Recorded data
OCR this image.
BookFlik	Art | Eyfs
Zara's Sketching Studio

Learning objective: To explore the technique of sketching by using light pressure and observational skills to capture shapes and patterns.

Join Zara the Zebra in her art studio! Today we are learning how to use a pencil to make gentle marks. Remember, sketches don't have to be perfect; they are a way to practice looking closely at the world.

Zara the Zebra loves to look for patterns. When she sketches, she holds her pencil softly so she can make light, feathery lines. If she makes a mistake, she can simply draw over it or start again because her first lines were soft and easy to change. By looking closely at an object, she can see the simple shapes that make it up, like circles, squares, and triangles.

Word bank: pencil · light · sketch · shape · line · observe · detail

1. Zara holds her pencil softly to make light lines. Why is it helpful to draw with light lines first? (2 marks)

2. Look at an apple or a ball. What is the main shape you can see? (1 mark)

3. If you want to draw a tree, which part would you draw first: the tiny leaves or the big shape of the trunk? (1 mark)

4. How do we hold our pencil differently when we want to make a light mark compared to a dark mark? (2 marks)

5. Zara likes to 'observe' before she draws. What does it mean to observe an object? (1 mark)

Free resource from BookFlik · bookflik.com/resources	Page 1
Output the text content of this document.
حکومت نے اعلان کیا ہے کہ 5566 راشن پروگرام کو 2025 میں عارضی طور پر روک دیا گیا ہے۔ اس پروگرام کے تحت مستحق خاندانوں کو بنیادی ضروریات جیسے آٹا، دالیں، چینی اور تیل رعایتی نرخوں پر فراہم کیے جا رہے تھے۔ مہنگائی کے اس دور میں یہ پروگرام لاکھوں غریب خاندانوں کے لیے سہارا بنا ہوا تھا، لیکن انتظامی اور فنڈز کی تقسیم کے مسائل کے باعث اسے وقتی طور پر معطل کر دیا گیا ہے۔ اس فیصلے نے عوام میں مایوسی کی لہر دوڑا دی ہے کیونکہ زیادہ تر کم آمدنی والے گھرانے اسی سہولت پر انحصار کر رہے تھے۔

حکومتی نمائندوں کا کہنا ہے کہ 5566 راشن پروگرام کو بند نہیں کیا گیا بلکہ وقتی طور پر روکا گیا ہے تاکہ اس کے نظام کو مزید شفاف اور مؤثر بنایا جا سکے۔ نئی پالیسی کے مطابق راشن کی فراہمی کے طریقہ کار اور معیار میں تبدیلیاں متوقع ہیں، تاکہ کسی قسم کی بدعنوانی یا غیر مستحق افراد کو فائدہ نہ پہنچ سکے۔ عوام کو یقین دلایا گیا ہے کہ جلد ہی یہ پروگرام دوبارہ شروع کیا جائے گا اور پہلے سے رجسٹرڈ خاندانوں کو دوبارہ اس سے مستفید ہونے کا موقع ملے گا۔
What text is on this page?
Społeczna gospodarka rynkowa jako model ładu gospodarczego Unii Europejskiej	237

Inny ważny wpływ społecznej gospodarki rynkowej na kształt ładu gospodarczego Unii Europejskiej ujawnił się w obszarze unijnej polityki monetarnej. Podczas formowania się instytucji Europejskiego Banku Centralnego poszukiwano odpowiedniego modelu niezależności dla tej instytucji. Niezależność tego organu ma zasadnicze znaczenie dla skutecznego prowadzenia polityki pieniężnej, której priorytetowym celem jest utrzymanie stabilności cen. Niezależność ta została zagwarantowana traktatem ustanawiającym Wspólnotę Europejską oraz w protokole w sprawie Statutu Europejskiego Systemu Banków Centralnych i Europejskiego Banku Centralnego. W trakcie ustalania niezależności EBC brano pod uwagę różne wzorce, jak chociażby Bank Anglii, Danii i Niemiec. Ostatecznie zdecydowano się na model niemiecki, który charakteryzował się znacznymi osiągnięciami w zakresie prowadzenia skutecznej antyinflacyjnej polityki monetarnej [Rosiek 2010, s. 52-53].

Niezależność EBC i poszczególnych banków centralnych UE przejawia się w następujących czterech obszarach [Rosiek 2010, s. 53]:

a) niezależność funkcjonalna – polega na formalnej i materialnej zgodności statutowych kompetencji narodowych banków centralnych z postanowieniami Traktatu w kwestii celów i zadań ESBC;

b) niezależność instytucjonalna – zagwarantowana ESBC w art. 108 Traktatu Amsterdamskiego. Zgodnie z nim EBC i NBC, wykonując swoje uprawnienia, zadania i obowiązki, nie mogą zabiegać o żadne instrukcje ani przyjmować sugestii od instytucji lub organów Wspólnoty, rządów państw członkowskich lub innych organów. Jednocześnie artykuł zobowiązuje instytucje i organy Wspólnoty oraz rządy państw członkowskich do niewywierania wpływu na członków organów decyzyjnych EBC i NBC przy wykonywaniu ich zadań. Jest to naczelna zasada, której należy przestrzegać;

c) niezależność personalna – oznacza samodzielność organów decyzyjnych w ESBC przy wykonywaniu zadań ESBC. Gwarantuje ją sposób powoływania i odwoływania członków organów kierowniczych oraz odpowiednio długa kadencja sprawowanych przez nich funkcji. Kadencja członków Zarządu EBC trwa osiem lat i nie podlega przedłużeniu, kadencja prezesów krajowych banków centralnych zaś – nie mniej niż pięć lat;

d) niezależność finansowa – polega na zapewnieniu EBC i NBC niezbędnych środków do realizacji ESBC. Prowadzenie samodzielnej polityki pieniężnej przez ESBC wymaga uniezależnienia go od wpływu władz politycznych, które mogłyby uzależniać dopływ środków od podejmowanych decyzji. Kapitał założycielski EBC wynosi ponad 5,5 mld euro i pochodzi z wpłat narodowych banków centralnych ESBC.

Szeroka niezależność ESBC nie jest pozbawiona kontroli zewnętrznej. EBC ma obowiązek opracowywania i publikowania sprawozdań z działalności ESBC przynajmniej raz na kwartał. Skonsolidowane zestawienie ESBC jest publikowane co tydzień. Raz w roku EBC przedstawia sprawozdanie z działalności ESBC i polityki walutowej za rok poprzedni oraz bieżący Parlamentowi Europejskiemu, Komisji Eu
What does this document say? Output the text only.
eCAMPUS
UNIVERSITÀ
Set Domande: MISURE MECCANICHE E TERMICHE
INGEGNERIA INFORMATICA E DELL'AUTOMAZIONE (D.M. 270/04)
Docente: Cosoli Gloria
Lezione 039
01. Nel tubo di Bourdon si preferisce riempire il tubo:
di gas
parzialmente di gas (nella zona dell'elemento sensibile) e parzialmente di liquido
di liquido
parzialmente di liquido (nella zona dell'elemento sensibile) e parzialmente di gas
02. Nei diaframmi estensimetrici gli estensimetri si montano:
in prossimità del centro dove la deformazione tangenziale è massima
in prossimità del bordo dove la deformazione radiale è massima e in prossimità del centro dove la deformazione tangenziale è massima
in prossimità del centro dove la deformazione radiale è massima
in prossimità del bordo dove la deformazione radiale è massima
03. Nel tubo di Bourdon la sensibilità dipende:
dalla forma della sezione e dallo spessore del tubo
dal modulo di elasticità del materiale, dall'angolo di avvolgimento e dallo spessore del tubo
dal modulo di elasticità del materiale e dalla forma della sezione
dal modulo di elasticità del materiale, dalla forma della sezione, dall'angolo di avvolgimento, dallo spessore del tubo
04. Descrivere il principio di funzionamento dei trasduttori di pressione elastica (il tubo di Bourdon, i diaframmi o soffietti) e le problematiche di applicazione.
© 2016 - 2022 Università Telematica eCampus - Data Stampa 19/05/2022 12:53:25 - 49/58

## Directions
Would you restate each of the entries word for word?

## Answer
OCR this image.
BookFlik	Art | Eyfs
Zara's Sketching Studio

Learning objective: To explore the technique of sketching by using light pressure and observational skills to capture shapes and patterns.

Join Zara the Zebra in her art studio! Today we are learning how to use a pencil to make gentle marks. Remember, sketches don't have to be perfect; they are a way to practice looking closely at the world.

Zara the Zebra loves to look for patterns. When she sketches, she holds her pencil softly so she can make light, feathery lines. If she makes a mistake, she can simply draw over it or start again because her first lines were soft and easy to change. By looking closely at an object, she can see the simple shapes that make it up, like circles, squares, and triangles.

Word bank: pencil · light · sketch · shape · line · observe · detail

1. Zara holds her pencil softly to make light lines. Why is it helpful to draw with light lines first? (2 marks)

2. Look at an apple or a ball. What is the main shape you can see? (1 mark)

3. If you want to draw a tree, which part would you draw first: the tiny leaves or the big shape of the trunk? (1 mark)

4. How do we hold our pencil differently when we want to make a light mark compared to a dark mark? (2 marks)

5. Zara likes to 'observe' before she draws. What does it mean to observe an object? (1 mark)

Free resource from BookFlik · bookflik.com/resources	Page 1
Output the text content of this document.
حکومت نے اعلان کیا ہے کہ 5566 راشن پروگرام کو 2025 میں عارضی طور پر روک دیا گیا ہے۔ اس پروگرام کے تحت مستحق خاندانوں کو بنیادی ضروریات جیسے آٹا، دالیں، چینی اور تیل رعایتی نرخوں پر فراہم کیے جا رہے تھے۔ مہنگائی کے اس دور میں یہ پروگرام لاکھوں غریب خاندانوں کے لیے سہارا بنا ہوا تھا، لیکن انتظامی اور فنڈز کی تقسیم کے مسائل کے باعث اسے وقتی طور پر معطل کر دیا گیا ہے۔ اس فیصلے نے عوام میں مایوسی کی لہر دوڑا دی ہے کیونکہ زیادہ تر کم آمدنی والے گھرانے اسی سہولت پر انحصار کر رہے تھے۔

حکومتی نمائندوں کا کہنا ہے کہ 5566 راشن پروگرام کو بند نہیں کیا گیا بلکہ وقتی طور پر روکا گیا ہے تاکہ اس کے نظام کو مزید شفاف اور مؤثر بنایا جا سکے۔ نئی پالیسی کے مطابق راشن کی فراہمی کے طریقہ کار اور معیار میں تبدیلیاں متوقع ہیں، تاکہ کسی قسم کی بدعنوانی یا غیر مستحق افراد کو فائدہ نہ پہنچ سکے۔ عوام کو یقین دلایا گیا ہے کہ جلد ہی یہ پروگرام دوبارہ شروع کیا جائے گا اور پہلے سے رجسٹرڈ خاندانوں کو دوبارہ اس سے مستفید ہونے کا موقع ملے گا۔
What text is on this page?
Społeczna gospodarka rynkowa jako model ładu gospodarczego Unii Europejskiej	237

Inny ważny wpływ społecznej gospodarki rynkowej na kształt ładu gospodarczego Unii Europejskiej ujawnił się w obszarze unijnej polityki monetarnej. Podczas formowania się instytucji Europejskiego Banku Centralnego poszukiwano odpowiedniego modelu niezależności dla tej instytucji. Niezależność tego organu ma zasadnicze znaczenie dla skutecznego prowadzenia polityki pieniężnej, której priorytetowym celem jest utrzymanie stabilności cen. Niezależność ta została zagwarantowana traktatem ustanawiającym Wspólnotę Europejską oraz w protokole w sprawie Statutu Europejskiego Systemu Banków Centralnych i Europejskiego Banku Centralnego. W trakcie ustalania niezależności EBC brano pod uwagę różne wzorce, jak chociażby Bank Anglii, Danii i Niemiec. Ostatecznie zdecydowano się na model niemiecki, który charakteryzował się znacznymi osiągnięciami w zakresie prowadzenia skutecznej antyinflacyjnej polityki monetarnej [Rosiek 2010, s. 52-53].

Niezależność EBC i poszczególnych banków centralnych UE przejawia się w następujących czterech obszarach [Rosiek 2010, s. 53]:

a) niezależność funkcjonalna – polega na formalnej i materialnej zgodności statutowych kompetencji narodowych banków centralnych z postanowieniami Traktatu w kwestii celów i zadań ESBC;

b) niezależność instytucjonalna – zagwarantowana ESBC w art. 108 Traktatu Amsterdamskiego. Zgodnie z nim EBC i NBC, wykonując swoje uprawnienia, zadania i obowiązki, nie mogą zabiegać o żadne instrukcje ani przyjmować sugestii od instytucji lub organów Wspólnoty, rządów państw członkowskich lub innych organów. Jednocześnie artykuł zobowiązuje instytucje i organy Wspólnoty oraz rządy państw członkowskich do niewywierania wpływu na członków organów decyzyjnych EBC i NBC przy wykonywaniu ich zadań. Jest to naczelna zasada, której należy przestrzegać;

c) niezależność personalna – oznacza samodzielność organów decyzyjnych w ESBC przy wykonywaniu zadań ESBC. Gwarantuje ją sposób powoływania i odwoływania członków organów kierowniczych oraz odpowiednio długa kadencja sprawowanych przez nich funkcji. Kadencja członków Zarządu EBC trwa osiem lat i nie podlega przedłużeniu, kadencja prezesów krajowych banków centralnych zaś – nie mniej niż pięć lat;

d) niezależność finansowa – polega na zapewnieniu EBC i NBC niezbędnych środków do realizacji ESBC. Prowadzenie samodzielnej polityki pieniężnej przez ESBC wymaga uniezależnienia go od wpływu władz politycznych, które mogłyby uzależniać dopływ środków od podejmowanych decyzji. Kapitał założycielski EBC wynosi ponad 5,5 mld euro i pochodzi z wpłat narodowych banków centralnych ESBC.

Szeroka niezależność ESBC nie jest pozbawiona kontroli zewnętrznej. EBC ma obowiązek opracowywania i publikowania sprawozdań z działalności ESBC przynajmniej raz na kwartał. Skonsolidowane zestawienie ESBC jest publikowane co tydzień. Raz w roku EBC przedstawia sprawozdanie z działalności ESBC i polityki walutowej za rok poprzedni oraz bieżący Parlamentowi Europejskiemu, Komisji Eu
What does this document say? Output the text only.
eCAMPUS
UNIVERSITÀ
Set Domande: MISURE MECCANICHE E TERMICHE
INGEGNERIA INFORMATICA E DELL'AUTOMAZIONE (D.M. 270/04)
Docente: Cosoli Gloria
Lezione 039
01. Nel tubo di Bourdon si preferisce riempire il tubo:
di gas
parzialmente di gas (nella zona dell'elemento sensibile) e parzialmente di liquido
di liquido
parzialmente di liquido (nella zona dell'elemento sensibile) e parzialmente di gas
02. Nei diaframmi estensimetrici gli estensimetri si montano:
in prossimità del centro dove la deformazione tangenziale è massima
in prossimità del bordo dove la deformazione radiale è massima e in prossimità del centro dove la deformazione tangenziale è massima
in prossimità del centro dove la deformazione radiale è massima
in prossimità del bordo dove la deformazione radiale è massima
03. Nel tubo di Bourdon la sensibilità dipende:
dalla forma della sezione e dallo spessore del tubo
dal modulo di elasticità del materiale, dall'angolo di avvolgimento e dallo spessore del tubo
dal modulo di elasticità del materiale e dalla forma della sezione
dal modulo di elasticità del materiale, dalla forma della sezione, dall'angolo di avvolgimento, dallo spessore del tubo
04. Descrivere il principio di funzionamento dei trasduttori di pressione elastica (il tubo di Bourdon, i diaframmi o soffietti) e le problematiche di applicazione.
© 2016 - 2022 Università Telematica eCampus - Data Stampa 19/05/2022 12:53:25 - 49/58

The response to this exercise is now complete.